# [PROBLEM DESCRIPTION]
In the listing below, count each line containing "entre" and answer with the count only.

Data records
□ □ □

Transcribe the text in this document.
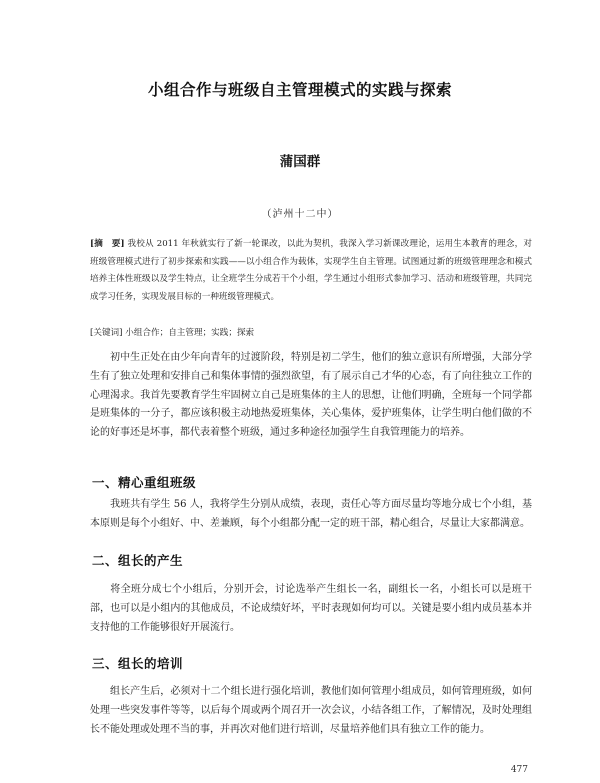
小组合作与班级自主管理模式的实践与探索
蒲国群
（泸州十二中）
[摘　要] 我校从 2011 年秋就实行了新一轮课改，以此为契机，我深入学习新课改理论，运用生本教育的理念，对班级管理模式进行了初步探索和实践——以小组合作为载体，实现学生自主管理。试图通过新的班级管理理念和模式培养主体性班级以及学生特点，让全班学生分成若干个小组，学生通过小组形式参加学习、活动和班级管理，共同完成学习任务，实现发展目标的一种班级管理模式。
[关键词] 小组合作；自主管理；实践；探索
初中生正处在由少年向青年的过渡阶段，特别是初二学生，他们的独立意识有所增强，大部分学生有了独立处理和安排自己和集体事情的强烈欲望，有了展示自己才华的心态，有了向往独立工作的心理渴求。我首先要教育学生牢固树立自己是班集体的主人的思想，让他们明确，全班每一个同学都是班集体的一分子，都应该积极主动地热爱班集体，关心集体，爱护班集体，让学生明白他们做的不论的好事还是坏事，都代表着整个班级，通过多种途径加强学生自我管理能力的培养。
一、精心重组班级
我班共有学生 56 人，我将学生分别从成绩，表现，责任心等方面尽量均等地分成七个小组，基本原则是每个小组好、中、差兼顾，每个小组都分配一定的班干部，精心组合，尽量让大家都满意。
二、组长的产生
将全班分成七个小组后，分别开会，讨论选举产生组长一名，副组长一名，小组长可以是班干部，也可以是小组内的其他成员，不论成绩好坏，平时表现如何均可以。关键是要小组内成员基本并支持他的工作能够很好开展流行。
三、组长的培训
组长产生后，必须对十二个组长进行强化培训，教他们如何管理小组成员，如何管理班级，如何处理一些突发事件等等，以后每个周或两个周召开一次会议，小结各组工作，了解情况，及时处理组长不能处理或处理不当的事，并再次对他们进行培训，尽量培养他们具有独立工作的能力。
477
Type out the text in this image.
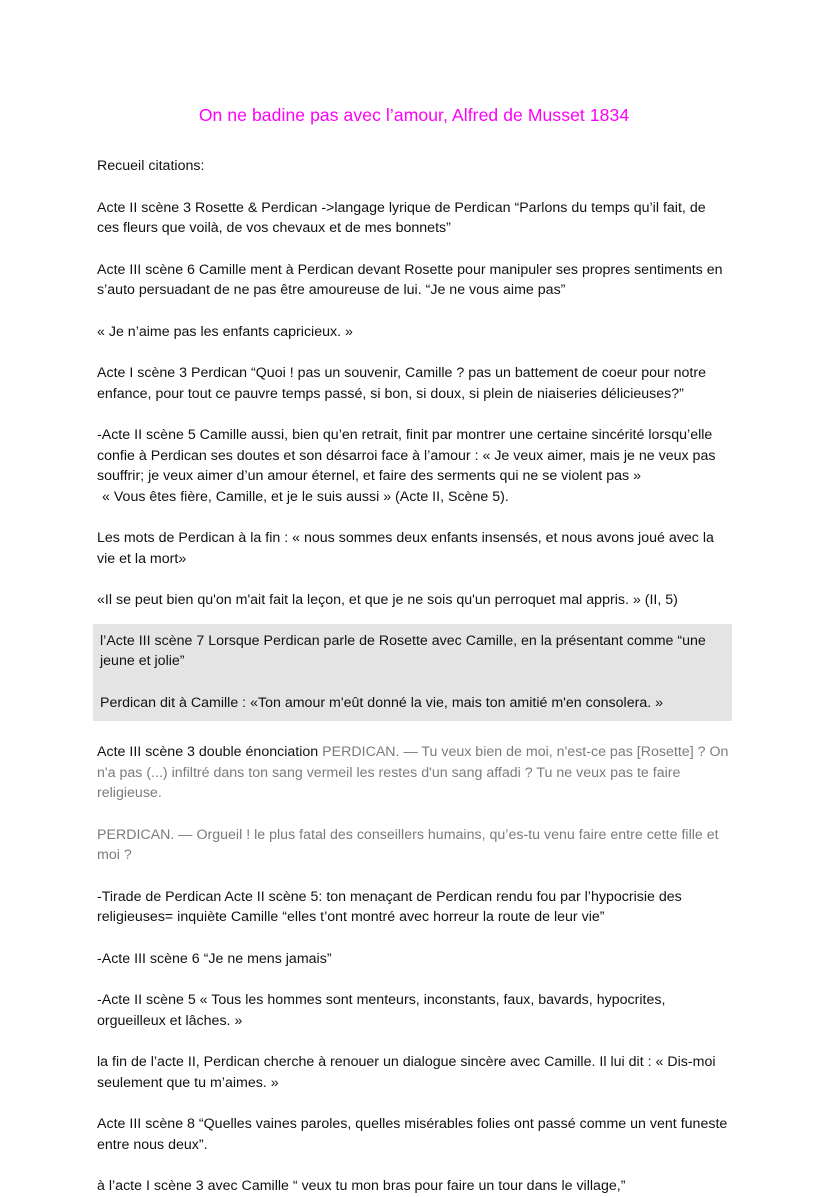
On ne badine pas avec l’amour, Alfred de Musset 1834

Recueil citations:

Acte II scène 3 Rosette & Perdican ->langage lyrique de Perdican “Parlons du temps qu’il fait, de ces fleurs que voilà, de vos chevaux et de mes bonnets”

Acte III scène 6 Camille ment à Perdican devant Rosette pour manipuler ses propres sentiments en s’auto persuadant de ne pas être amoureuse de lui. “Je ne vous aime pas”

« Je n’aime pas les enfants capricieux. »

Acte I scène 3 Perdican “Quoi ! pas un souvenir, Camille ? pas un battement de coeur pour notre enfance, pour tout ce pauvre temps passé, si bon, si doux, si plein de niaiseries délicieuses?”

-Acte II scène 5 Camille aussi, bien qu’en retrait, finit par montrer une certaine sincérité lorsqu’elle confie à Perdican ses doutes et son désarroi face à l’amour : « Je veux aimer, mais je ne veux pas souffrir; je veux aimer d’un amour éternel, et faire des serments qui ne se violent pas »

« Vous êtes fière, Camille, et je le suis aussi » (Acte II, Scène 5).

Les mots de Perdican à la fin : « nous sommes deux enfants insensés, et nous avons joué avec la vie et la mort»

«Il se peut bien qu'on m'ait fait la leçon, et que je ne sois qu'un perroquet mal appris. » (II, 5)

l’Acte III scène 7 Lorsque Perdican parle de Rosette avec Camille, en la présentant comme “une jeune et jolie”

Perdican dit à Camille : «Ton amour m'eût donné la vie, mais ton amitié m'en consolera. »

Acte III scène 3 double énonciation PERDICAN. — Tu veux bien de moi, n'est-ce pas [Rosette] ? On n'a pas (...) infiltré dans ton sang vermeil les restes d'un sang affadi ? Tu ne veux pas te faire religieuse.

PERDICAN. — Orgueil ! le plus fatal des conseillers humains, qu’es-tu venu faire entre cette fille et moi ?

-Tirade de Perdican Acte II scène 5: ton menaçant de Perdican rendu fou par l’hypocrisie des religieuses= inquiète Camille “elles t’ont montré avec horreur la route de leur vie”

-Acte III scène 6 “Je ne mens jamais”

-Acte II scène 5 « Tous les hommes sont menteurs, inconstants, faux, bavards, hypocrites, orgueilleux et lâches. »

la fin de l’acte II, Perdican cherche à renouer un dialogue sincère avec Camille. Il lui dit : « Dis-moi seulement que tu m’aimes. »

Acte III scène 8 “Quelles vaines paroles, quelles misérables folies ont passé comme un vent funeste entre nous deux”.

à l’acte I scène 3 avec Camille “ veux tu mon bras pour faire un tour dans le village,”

□ □ □

# [CORRECT RESPONSE]
2